__Dataset entries__:
_____
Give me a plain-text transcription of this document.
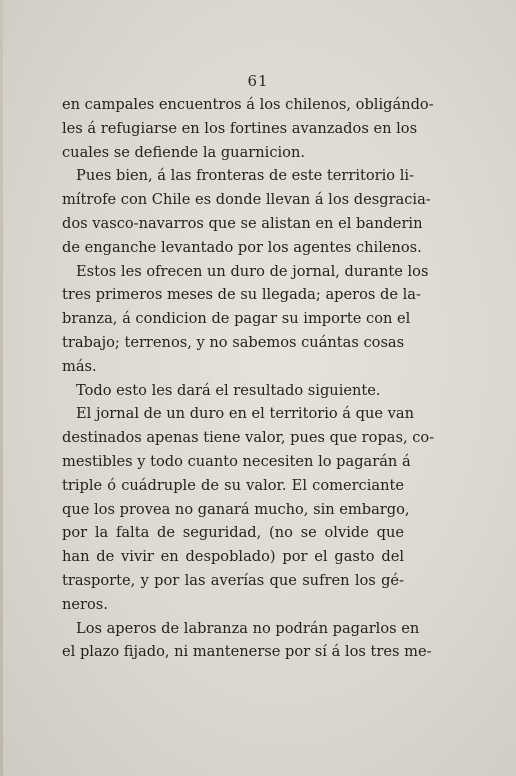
61
en campales encuentros á los chilenos, obligándo-
les á refugiarse en los fortines avanzados en los
cuales se defiende la guarnicion.
Pues bien, á las fronteras de este territorio li-
mítrofe con Chile es donde llevan á los desgracia-
dos vasco-navarros que se alistan en el banderin
de enganche levantado por los agentes chilenos.
Estos les ofrecen un duro de jornal, durante los
tres primeros meses de su llegada; aperos de la-
branza, á condicion de pagar su importe con el
trabajo; terrenos, y no sabemos cuántas cosas
más.
Todo esto les dará el resultado siguiente.
El jornal de un duro en el territorio á que van
destinados apenas tiene valor, pues que ropas, co-
mestibles y todo cuanto necesiten lo pagarán á
triple ó cuádruple de su valor. El comerciante
que los provea no ganará mucho, sin embargo,
por la falta de seguridad, (no se olvide que
han de vivir en despoblado) por el gasto del
trasporte, y por las averías que sufren los gé-
neros.
Los aperos de labranza no podrán pagarlos en
el plazo fijado, ni mantenerse por sí á los tres me-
_____
Your copy of the data should match it exactly, except that pictures are left out.

Give me a plain-text transcription of this document.
61
en campales encuentros á los chilenos, obligándo-
les á refugiarse en los fortines avanzados en los
cuales se defiende la guarnicion.
Pues bien, á las fronteras de este territorio li-
mítrofe con Chile es donde llevan á los desgracia-
dos vasco-navarros que se alistan en el banderin
de enganche levantado por los agentes chilenos.
Estos les ofrecen un duro de jornal, durante los
tres primeros meses de su llegada; aperos de la-
branza, á condicion de pagar su importe con el
trabajo; terrenos, y no sabemos cuántas cosas
más.
Todo esto les dará el resultado siguiente.
El jornal de un duro en el territorio á que van
destinados apenas tiene valor, pues que ropas, co-
mestibles y todo cuanto necesiten lo pagarán á
triple ó cuádruple de su valor. El comerciante
que los provea no ganará mucho, sin embargo,
por la falta de seguridad, (no se olvide que
han de vivir en despoblado) por el gasto del
trasporte, y por las averías que sufren los gé-
neros.
Los aperos de labranza no podrán pagarlos en
el plazo fijado, ni mantenerse por sí á los tres me-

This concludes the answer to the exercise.